■ Texto fornecido:
Sentindo na Pele



Existem basicamente duas maneiras de se encarar a produção de cinema. Uma que sustenta a sua natureza popular, ressaltando que essa produção se justifica no público e para ele. A outra, mais rejeitada pela indústria, já prefere situar o cinema como uma arte, reservando a ele o direito de se manter longe das picuinhas existenciais cotidianas. A legitimação nesse caso não se faz junto ao público, mas sim através de um julgamento que leva em conta valores menos quantificáveis.

Não é de admirar que nesse desacordo de concepções coexistam também duas Críticas. Para o cinema público, de estúdios industriais, de consumo rápido, há a crítica moldada à sua semelhança. Fazendo levantamento das produções, descrições e anúncios de novidades, é a responsável pelo esvaziamento teórico da fruição cinematográfica das grades platéias. Seu desacordo com a outra crítica está basicamente na idealização do Cinema.

■ Suas tarefas:
1. No texto sobre cinema, em que se justifica a produção segundo a maneira que sustenta sua natureza popular?
2. Retome o texto sobre cinema logo após a frase "Seu desacordo com a outra crítica está basicamente na idealização do Cinema".

■ Material fornecido:
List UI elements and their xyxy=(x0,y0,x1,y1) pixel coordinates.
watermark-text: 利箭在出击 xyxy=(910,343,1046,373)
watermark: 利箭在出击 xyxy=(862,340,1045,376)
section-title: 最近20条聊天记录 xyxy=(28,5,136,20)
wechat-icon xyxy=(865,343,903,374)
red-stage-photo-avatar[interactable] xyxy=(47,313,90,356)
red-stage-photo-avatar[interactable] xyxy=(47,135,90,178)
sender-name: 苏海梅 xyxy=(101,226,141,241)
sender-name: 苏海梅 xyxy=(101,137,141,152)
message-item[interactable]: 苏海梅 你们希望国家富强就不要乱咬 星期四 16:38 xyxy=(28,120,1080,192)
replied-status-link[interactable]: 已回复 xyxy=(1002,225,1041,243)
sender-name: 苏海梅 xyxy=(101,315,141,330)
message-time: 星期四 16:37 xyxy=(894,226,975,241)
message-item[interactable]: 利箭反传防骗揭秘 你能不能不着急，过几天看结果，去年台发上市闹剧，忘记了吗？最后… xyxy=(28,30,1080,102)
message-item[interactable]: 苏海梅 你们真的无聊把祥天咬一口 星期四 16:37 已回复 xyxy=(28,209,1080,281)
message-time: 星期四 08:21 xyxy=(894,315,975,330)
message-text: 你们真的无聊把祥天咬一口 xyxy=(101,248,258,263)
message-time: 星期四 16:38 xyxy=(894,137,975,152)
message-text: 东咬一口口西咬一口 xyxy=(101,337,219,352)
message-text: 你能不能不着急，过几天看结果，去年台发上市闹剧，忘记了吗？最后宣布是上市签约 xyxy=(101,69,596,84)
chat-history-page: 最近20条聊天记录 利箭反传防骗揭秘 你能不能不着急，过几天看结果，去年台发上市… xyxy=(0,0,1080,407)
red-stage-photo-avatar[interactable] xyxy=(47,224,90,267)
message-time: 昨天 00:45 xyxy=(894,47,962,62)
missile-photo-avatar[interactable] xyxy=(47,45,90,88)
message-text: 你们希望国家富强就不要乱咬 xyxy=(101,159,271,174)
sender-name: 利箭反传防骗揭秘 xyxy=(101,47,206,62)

■ Respostas dos exercícios:
1. No público e para ele.

2.
Seguindo também as imposições do cinema que analisa, a outra crítica já tenta entender seu objeto usando métodos mais livres, considerações mais profundas, faz relações entre diferentes realidades, e tenta estudar o filme sem partir do pré-suposto de que ele é um produto de consumo simplesmente. Aqui contam mais as considerações estéticas. Um extremo possível de ser imaginado é a total transformação do cinema em conceitos, abolindo-se de vez o objeto. E a separação crítica/realização está dada.

Não que o extremo vá ser alcançado. Afinal, espera-se que os críticos exerçam a crítica por gostarem do cinema que vêem. Mas, justamente por isso, existe uma certa arrogância, não só por parte da crítica, mas também vinda dos realizadores. Críticos achando que sabem exatamente como um filme deve ser, adivinhando o que os seus criadores queriam passar, onde não concretizaram seus anseios e porque não o conseguiram. Realizadores cheios de revolta sem causa, ávidos por independência, cegos aos benefícios que uma teoria e um julgamento bem embasado podem agregar às suas obras.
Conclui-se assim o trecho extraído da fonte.